§ LISTED ENTRIES
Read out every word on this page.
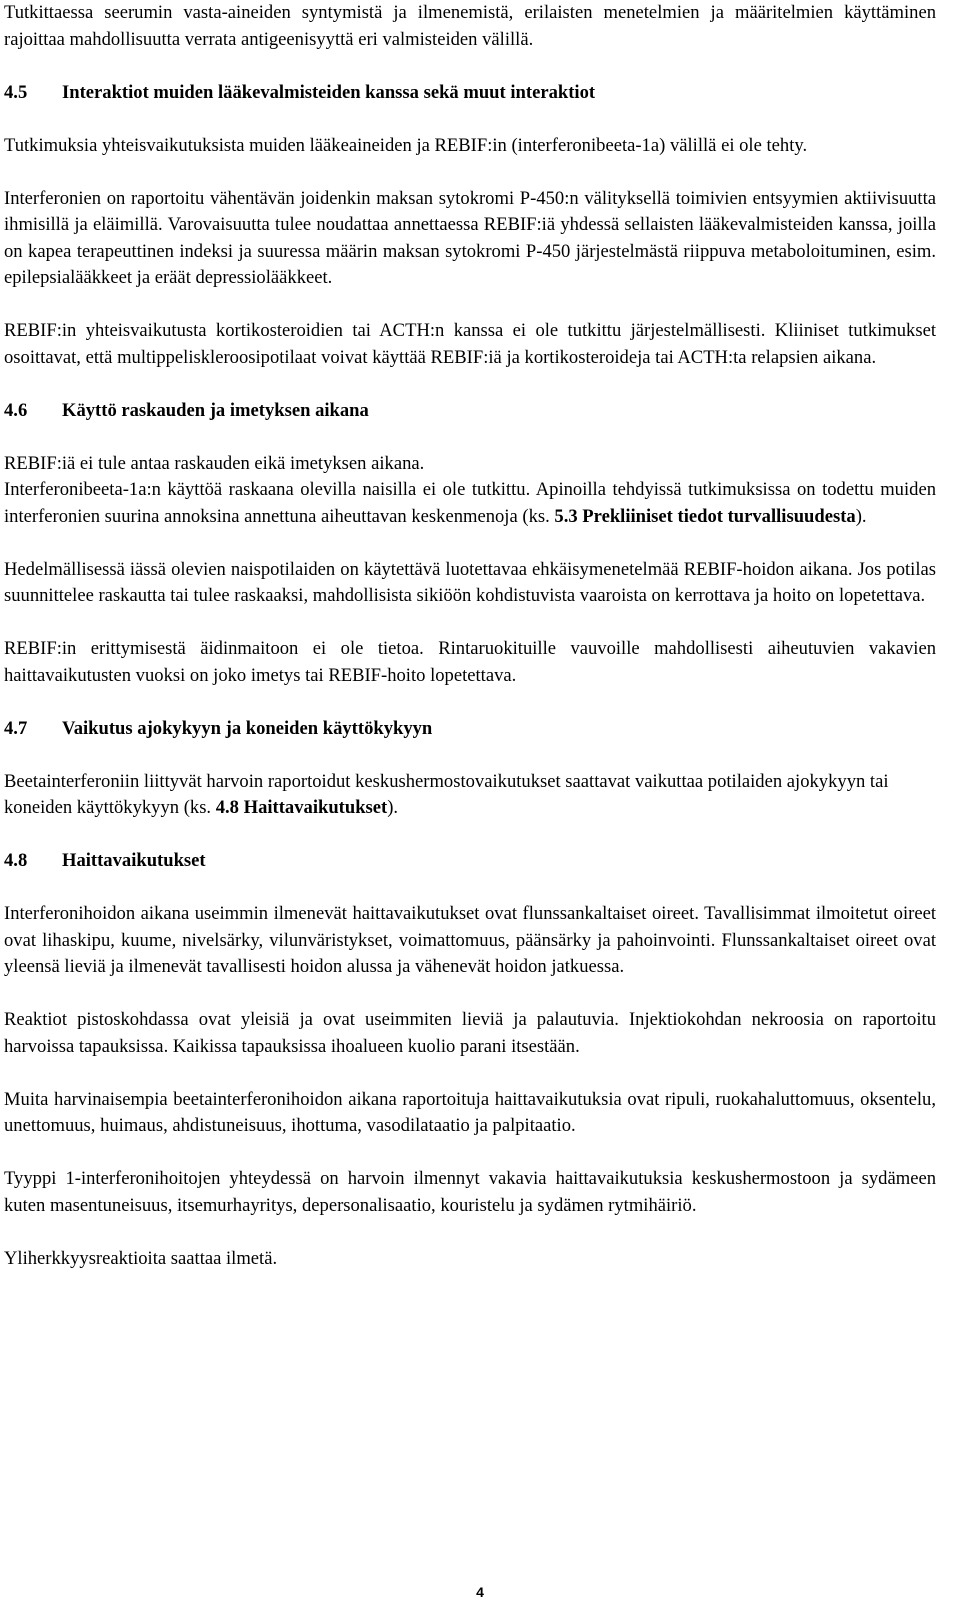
Tutkittaessa seerumin vasta-aineiden syntymistä ja ilmenemistä, erilaisten menetelmien ja määritelmien käyttäminen rajoittaa mahdollisuutta verrata antigeenisyyttä eri valmisteiden välillä.

4.5 Interaktiot muiden lääkevalmisteiden kanssa sekä muut interaktiot

Tutkimuksia yhteisvaikutuksista muiden lääkeaineiden ja REBIF:in (interferonibeeta-1a) välillä ei ole tehty.

Interferonien on raportoitu vähentävän joidenkin maksan sytokromi P-450:n välityksellä toimivien entsyymien aktiivisuutta ihmisillä ja eläimillä. Varovaisuutta tulee noudattaa annettaessa REBIF:iä yhdessä sellaisten lääkevalmisteiden kanssa, joilla on kapea terapeuttinen indeksi ja suuressa määrin maksan sytokromi P-450 järjestelmästä riippuva metaboloituminen, esim. epilepsialääkkeet ja eräät depressiolääkkeet.

REBIF:in yhteisvaikutusta kortikosteroidien tai ACTH:n kanssa ei ole tutkittu järjestelmällisesti. Kliiniset tutkimukset osoittavat, että multippeliskleroosipotilaat voivat käyttää REBIF:iä ja kortikosteroideja tai ACTH:ta relapsien aikana.

4.6 Käyttö raskauden ja imetyksen aikana

REBIF:iä ei tule antaa raskauden eikä imetyksen aikana.
Interferonibeeta-1a:n käyttöä raskaana olevilla naisilla ei ole tutkittu. Apinoilla tehdyissä tutkimuksissa on todettu muiden interferonien suurina annoksina annettuna aiheuttavan keskenmenoja (ks. 5.3 Prekliiniset tiedot turvallisuudesta).

Hedelmällisessä iässä olevien naispotilaiden on käytettävä luotettavaa ehkäisymenetelmää REBIF-hoidon aikana. Jos potilas suunnittelee raskautta tai tulee raskaaksi, mahdollisista sikiöön kohdistuvista vaaroista on kerrottava ja hoito on lopetettava.

REBIF:in erittymisestä äidinmaitoon ei ole tietoa. Rintaruokituille vauvoille mahdollisesti aiheutuvien vakavien haittavaikutusten vuoksi on joko imetys tai REBIF-hoito lopetettava.

4.7 Vaikutus ajokykyyn ja koneiden käyttökykyyn

Beetainterferoniin liittyvät harvoin raportoidut keskushermostovaikutukset saattavat vaikuttaa potilaiden ajokykyyn tai koneiden käyttökykyyn (ks. 4.8 Haittavaikutukset).

4.8 Haittavaikutukset

Interferonihoidon aikana useimmin ilmenevät haittavaikutukset ovat flunssankaltaiset oireet. Tavallisimmat ilmoitetut oireet ovat lihaskipu, kuume, nivelsärky, vilunväristykset, voimattomuus, päänsärky ja pahoinvointi. Flunssankaltaiset oireet ovat yleensä lieviä ja ilmenevät tavallisesti hoidon alussa ja vähenevät hoidon jatkuessa.

Reaktiot pistoskohdassa ovat yleisiä ja ovat useimmiten lieviä ja palautuvia. Injektiokohdan nekroosia on raportoitu harvoissa tapauksissa. Kaikissa tapauksissa ihoalueen kuolio parani itsestään.

Muita harvinaisempia beetainterferonihoidon aikana raportoituja haittavaikutuksia ovat ripuli, ruokahaluttomuus, oksentelu, unettomuus, huimaus, ahdistuneisuus, ihottuma, vasodilataatio ja palpitaatio.

Tyyppi 1-interferonihoitojen yhteydessä on harvoin ilmennyt vakavia haittavaikutuksia keskushermostoon ja sydämeen kuten masentuneisuus, itsemurhayritys, depersonalisaatio, kouristelu ja sydämen rytmihäiriö.

Yliherkkyysreaktioita saattaa ilmetä.

4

§ EXERCISE REQUIREMENTS
Quote the records in full and exactly; skip any image.

§ SOLUTION
Read out every word on this page.
Tutkittaessa seerumin vasta-aineiden syntymistä ja ilmenemistä, erilaisten menetelmien ja määritelmien käyttäminen rajoittaa mahdollisuutta verrata antigeenisyyttä eri valmisteiden välillä.

4.5 Interaktiot muiden lääkevalmisteiden kanssa sekä muut interaktiot

Tutkimuksia yhteisvaikutuksista muiden lääkeaineiden ja REBIF:in (interferonibeeta-1a) välillä ei ole tehty.

Interferonien on raportoitu vähentävän joidenkin maksan sytokromi P-450:n välityksellä toimivien entsyymien aktiivisuutta ihmisillä ja eläimillä. Varovaisuutta tulee noudattaa annettaessa REBIF:iä yhdessä sellaisten lääkevalmisteiden kanssa, joilla on kapea terapeuttinen indeksi ja suuressa määrin maksan sytokromi P-450 järjestelmästä riippuva metaboloituminen, esim. epilepsialääkkeet ja eräät depressiolääkkeet.

REBIF:in yhteisvaikutusta kortikosteroidien tai ACTH:n kanssa ei ole tutkittu järjestelmällisesti. Kliiniset tutkimukset osoittavat, että multippeliskleroosipotilaat voivat käyttää REBIF:iä ja kortikosteroideja tai ACTH:ta relapsien aikana.

4.6 Käyttö raskauden ja imetyksen aikana

REBIF:iä ei tule antaa raskauden eikä imetyksen aikana.
Interferonibeeta-1a:n käyttöä raskaana olevilla naisilla ei ole tutkittu. Apinoilla tehdyissä tutkimuksissa on todettu muiden interferonien suurina annoksina annettuna aiheuttavan keskenmenoja (ks. 5.3 Prekliiniset tiedot turvallisuudesta).

Hedelmällisessä iässä olevien naispotilaiden on käytettävä luotettavaa ehkäisymenetelmää REBIF-hoidon aikana. Jos potilas suunnittelee raskautta tai tulee raskaaksi, mahdollisista sikiöön kohdistuvista vaaroista on kerrottava ja hoito on lopetettava.

REBIF:in erittymisestä äidinmaitoon ei ole tietoa. Rintaruokituille vauvoille mahdollisesti aiheutuvien vakavien haittavaikutusten vuoksi on joko imetys tai REBIF-hoito lopetettava.

4.7 Vaikutus ajokykyyn ja koneiden käyttökykyyn

Beetainterferoniin liittyvät harvoin raportoidut keskushermostovaikutukset saattavat vaikuttaa potilaiden ajokykyyn tai koneiden käyttökykyyn (ks. 4.8 Haittavaikutukset).

4.8 Haittavaikutukset

Interferonihoidon aikana useimmin ilmenevät haittavaikutukset ovat flunssankaltaiset oireet. Tavallisimmat ilmoitetut oireet ovat lihaskipu, kuume, nivelsärky, vilunväristykset, voimattomuus, päänsärky ja pahoinvointi. Flunssankaltaiset oireet ovat yleensä lieviä ja ilmenevät tavallisesti hoidon alussa ja vähenevät hoidon jatkuessa.

Reaktiot pistoskohdassa ovat yleisiä ja ovat useimmiten lieviä ja palautuvia. Injektiokohdan nekroosia on raportoitu harvoissa tapauksissa. Kaikissa tapauksissa ihoalueen kuolio parani itsestään.

Muita harvinaisempia beetainterferonihoidon aikana raportoituja haittavaikutuksia ovat ripuli, ruokahaluttomuus, oksentelu, unettomuus, huimaus, ahdistuneisuus, ihottuma, vasodilataatio ja palpitaatio.

Tyyppi 1-interferonihoitojen yhteydessä on harvoin ilmennyt vakavia haittavaikutuksia keskushermostoon ja sydämeen kuten masentuneisuus, itsemurhayritys, depersonalisaatio, kouristelu ja sydämen rytmihäiriö.

Yliherkkyysreaktioita saattaa ilmetä.

4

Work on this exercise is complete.